● **Problem to solve**
Select and reproduce each line of the listing below that bears the string "entrata".

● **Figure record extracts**
------------------------------------------------------------------------

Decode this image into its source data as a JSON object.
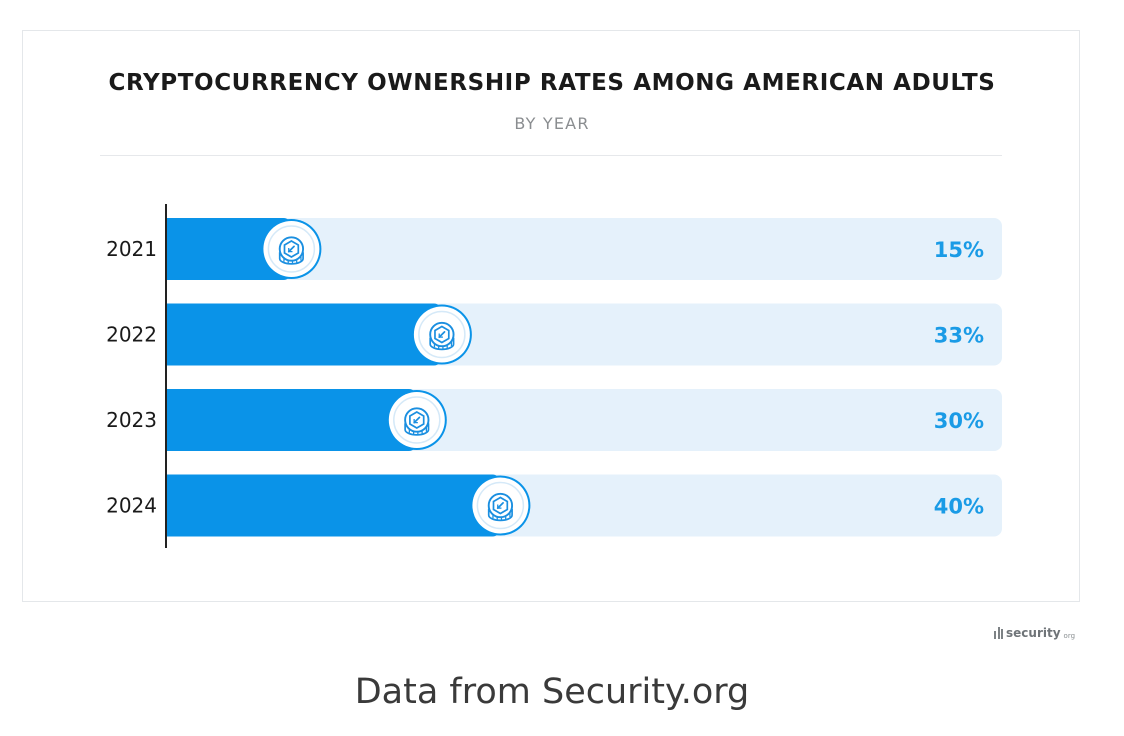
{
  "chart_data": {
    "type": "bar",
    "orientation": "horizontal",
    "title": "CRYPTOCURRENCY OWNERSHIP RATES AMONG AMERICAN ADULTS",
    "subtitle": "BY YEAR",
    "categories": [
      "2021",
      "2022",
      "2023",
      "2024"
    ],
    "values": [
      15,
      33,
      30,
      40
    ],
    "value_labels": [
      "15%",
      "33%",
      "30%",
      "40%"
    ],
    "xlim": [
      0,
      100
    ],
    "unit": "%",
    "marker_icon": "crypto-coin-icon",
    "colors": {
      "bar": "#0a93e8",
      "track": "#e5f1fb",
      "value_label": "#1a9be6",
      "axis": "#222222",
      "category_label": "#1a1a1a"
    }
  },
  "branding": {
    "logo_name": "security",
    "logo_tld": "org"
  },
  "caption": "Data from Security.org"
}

------------------------------------------------------------------------

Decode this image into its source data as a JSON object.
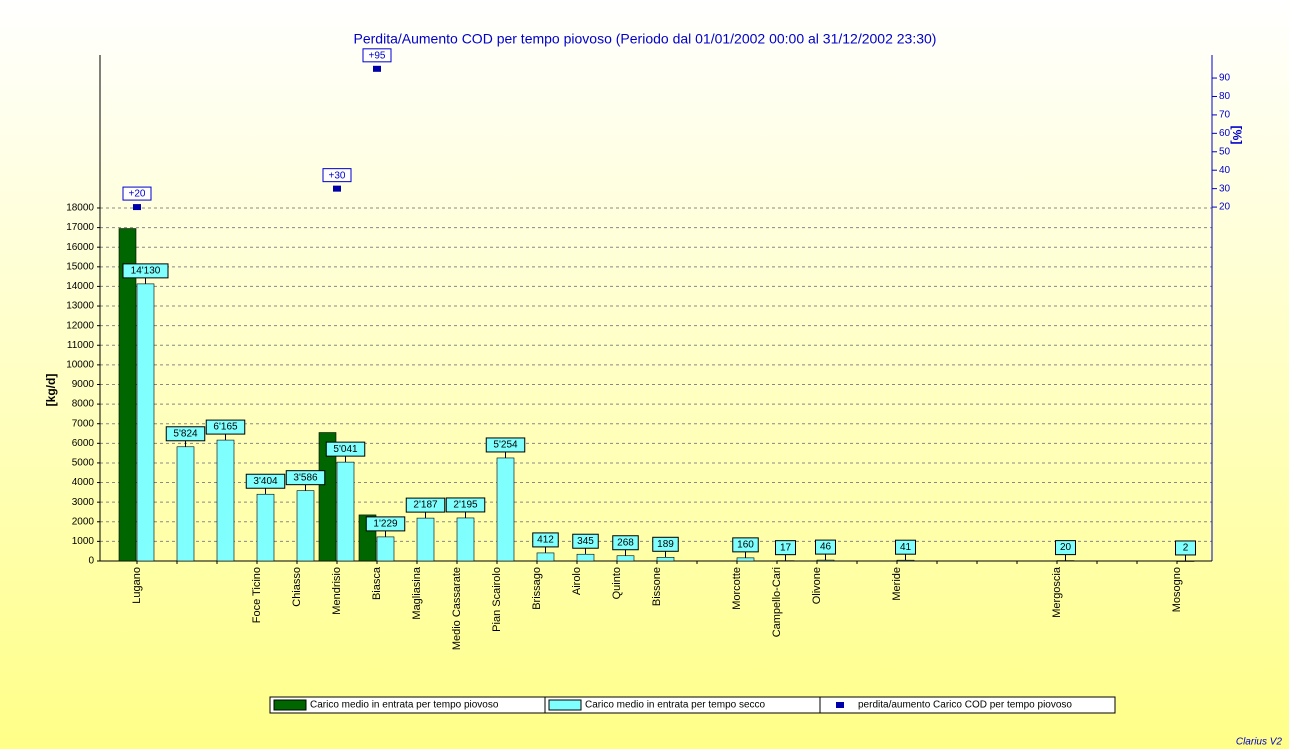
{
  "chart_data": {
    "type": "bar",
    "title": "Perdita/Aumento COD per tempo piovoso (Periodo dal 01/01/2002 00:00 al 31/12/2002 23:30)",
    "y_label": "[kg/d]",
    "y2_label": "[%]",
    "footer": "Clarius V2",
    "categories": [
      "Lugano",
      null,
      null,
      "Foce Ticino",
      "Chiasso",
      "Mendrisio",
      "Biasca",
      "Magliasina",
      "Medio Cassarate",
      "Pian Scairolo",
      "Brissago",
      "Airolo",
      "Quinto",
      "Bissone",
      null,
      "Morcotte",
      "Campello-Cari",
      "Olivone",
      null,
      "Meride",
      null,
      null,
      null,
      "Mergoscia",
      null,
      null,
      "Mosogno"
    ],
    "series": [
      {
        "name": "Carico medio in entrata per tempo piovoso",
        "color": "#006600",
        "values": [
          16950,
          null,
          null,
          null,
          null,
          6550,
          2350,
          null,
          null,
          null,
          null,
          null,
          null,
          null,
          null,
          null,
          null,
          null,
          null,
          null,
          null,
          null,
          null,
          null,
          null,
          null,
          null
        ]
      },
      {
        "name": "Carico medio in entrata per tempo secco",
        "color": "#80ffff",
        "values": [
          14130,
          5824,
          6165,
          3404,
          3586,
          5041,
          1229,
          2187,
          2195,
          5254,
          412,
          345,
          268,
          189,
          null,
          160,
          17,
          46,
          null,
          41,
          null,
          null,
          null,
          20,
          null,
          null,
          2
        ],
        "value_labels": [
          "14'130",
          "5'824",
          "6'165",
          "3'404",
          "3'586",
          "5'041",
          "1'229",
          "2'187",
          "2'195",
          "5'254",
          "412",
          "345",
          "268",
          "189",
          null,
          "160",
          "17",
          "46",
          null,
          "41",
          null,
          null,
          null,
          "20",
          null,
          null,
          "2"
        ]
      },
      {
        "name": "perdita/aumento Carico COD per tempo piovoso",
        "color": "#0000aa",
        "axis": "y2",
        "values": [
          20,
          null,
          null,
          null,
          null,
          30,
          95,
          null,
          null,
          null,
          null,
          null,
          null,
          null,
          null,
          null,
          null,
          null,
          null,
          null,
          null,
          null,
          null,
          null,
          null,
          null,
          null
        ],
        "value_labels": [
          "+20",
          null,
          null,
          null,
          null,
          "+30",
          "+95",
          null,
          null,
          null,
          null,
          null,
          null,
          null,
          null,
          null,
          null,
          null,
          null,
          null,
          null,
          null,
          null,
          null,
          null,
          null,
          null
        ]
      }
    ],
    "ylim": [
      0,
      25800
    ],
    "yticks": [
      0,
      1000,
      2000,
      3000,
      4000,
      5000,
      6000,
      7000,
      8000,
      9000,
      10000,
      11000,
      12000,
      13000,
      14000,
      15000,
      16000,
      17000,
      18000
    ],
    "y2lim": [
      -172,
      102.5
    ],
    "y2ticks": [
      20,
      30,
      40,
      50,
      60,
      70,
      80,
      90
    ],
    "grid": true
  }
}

------------------------------------------------------------------------

● **Written solution**
        "name": "Carico medio in entrata per tempo piovoso",
        "name": "Carico medio in entrata per tempo secco",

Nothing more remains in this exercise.